Source data:
########################################

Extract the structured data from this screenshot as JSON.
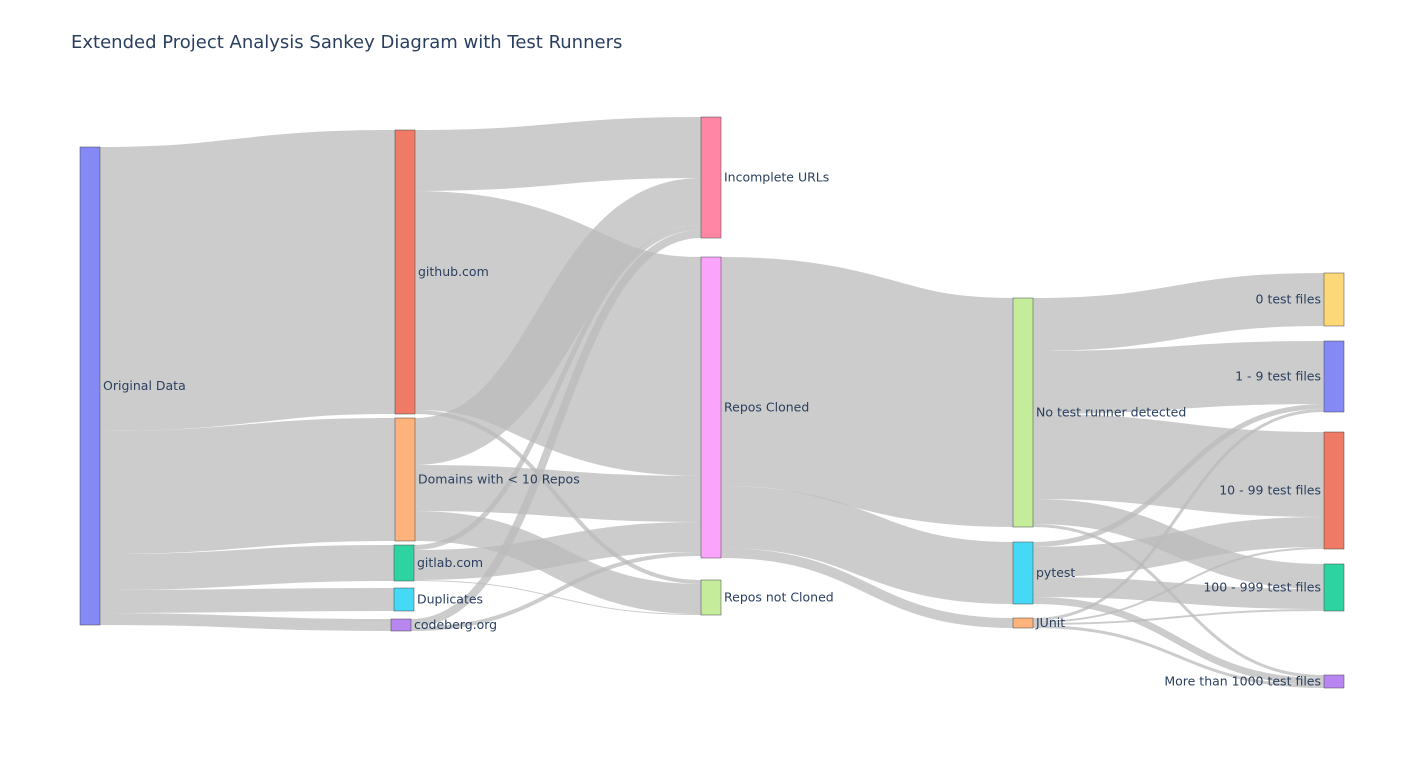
{
  "title": "Extended Project Analysis Sankey Diagram with Test Runners",
  "nodes": [
    {
      "id": "original",
      "label": "Original Data",
      "color": "#8489f6"
    },
    {
      "id": "github",
      "label": "github.com",
      "color": "#ef7a65"
    },
    {
      "id": "small_domains",
      "label": "Domains with < 10 Repos",
      "color": "#feb27c"
    },
    {
      "id": "gitlab",
      "label": "gitlab.com",
      "color": "#2ed3a2"
    },
    {
      "id": "duplicates",
      "label": "Duplicates",
      "color": "#45d9f5"
    },
    {
      "id": "codeberg",
      "label": "codeberg.org",
      "color": "#b786f0"
    },
    {
      "id": "incomplete",
      "label": "Incomplete URLs",
      "color": "#ff86a5"
    },
    {
      "id": "cloned",
      "label": "Repos Cloned",
      "color": "#fba4fb"
    },
    {
      "id": "not_cloned",
      "label": "Repos not Cloned",
      "color": "#c4ec9b"
    },
    {
      "id": "no_runner",
      "label": "No test runner detected",
      "color": "#c4ec9b"
    },
    {
      "id": "pytest",
      "label": "pytest",
      "color": "#45d9f5"
    },
    {
      "id": "junit",
      "label": "JUnit",
      "color": "#feb27c"
    },
    {
      "id": "t0",
      "label": "0 test files",
      "color": "#fdd878"
    },
    {
      "id": "t1_9",
      "label": "1 - 9 test files",
      "color": "#8489f6"
    },
    {
      "id": "t10_99",
      "label": "10 - 99 test files",
      "color": "#ef7a65"
    },
    {
      "id": "t100_999",
      "label": "100 - 999 test files",
      "color": "#2ed3a2"
    },
    {
      "id": "t1000",
      "label": "More than 1000 test files",
      "color": "#b786f0"
    }
  ],
  "links": [
    {
      "source": "original",
      "target": "github",
      "value": 284
    },
    {
      "source": "original",
      "target": "small_domains",
      "value": 123
    },
    {
      "source": "original",
      "target": "gitlab",
      "value": 36
    },
    {
      "source": "original",
      "target": "duplicates",
      "value": 23
    },
    {
      "source": "original",
      "target": "codeberg",
      "value": 12
    },
    {
      "source": "github",
      "target": "incomplete",
      "value": 61
    },
    {
      "source": "github",
      "target": "cloned",
      "value": 219
    },
    {
      "source": "github",
      "target": "not_cloned",
      "value": 4
    },
    {
      "source": "small_domains",
      "target": "incomplete",
      "value": 47
    },
    {
      "source": "small_domains",
      "target": "cloned",
      "value": 46
    },
    {
      "source": "small_domains",
      "target": "not_cloned",
      "value": 30
    },
    {
      "source": "gitlab",
      "target": "incomplete",
      "value": 5
    },
    {
      "source": "gitlab",
      "target": "cloned",
      "value": 30
    },
    {
      "source": "gitlab",
      "target": "not_cloned",
      "value": 1
    },
    {
      "source": "codeberg",
      "target": "incomplete",
      "value": 8
    },
    {
      "source": "codeberg",
      "target": "cloned",
      "value": 4
    },
    {
      "source": "cloned",
      "target": "no_runner",
      "value": 229
    },
    {
      "source": "cloned",
      "target": "pytest",
      "value": 62
    },
    {
      "source": "cloned",
      "target": "junit",
      "value": 10
    },
    {
      "source": "no_runner",
      "target": "t0",
      "value": 53
    },
    {
      "source": "no_runner",
      "target": "t1_9",
      "value": 63
    },
    {
      "source": "no_runner",
      "target": "t10_99",
      "value": 85
    },
    {
      "source": "no_runner",
      "target": "t100_999",
      "value": 25
    },
    {
      "source": "no_runner",
      "target": "t1000",
      "value": 3
    },
    {
      "source": "pytest",
      "target": "t1_9",
      "value": 5
    },
    {
      "source": "pytest",
      "target": "t10_99",
      "value": 30
    },
    {
      "source": "pytest",
      "target": "t100_999",
      "value": 20
    },
    {
      "source": "pytest",
      "target": "t1000",
      "value": 7
    },
    {
      "source": "junit",
      "target": "t1_9",
      "value": 3
    },
    {
      "source": "junit",
      "target": "t10_99",
      "value": 2
    },
    {
      "source": "junit",
      "target": "t100_999",
      "value": 2
    },
    {
      "source": "junit",
      "target": "t1000",
      "value": 3
    }
  ],
  "link_color": "#bbbbbb"
}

########################################

Pull out every line in the data above that has the word "with".

§ THE RESPONSE
  "title": "Extended Project Analysis Sankey Diagram with Test Runners",
      "label": "Domains with < 10 Repos",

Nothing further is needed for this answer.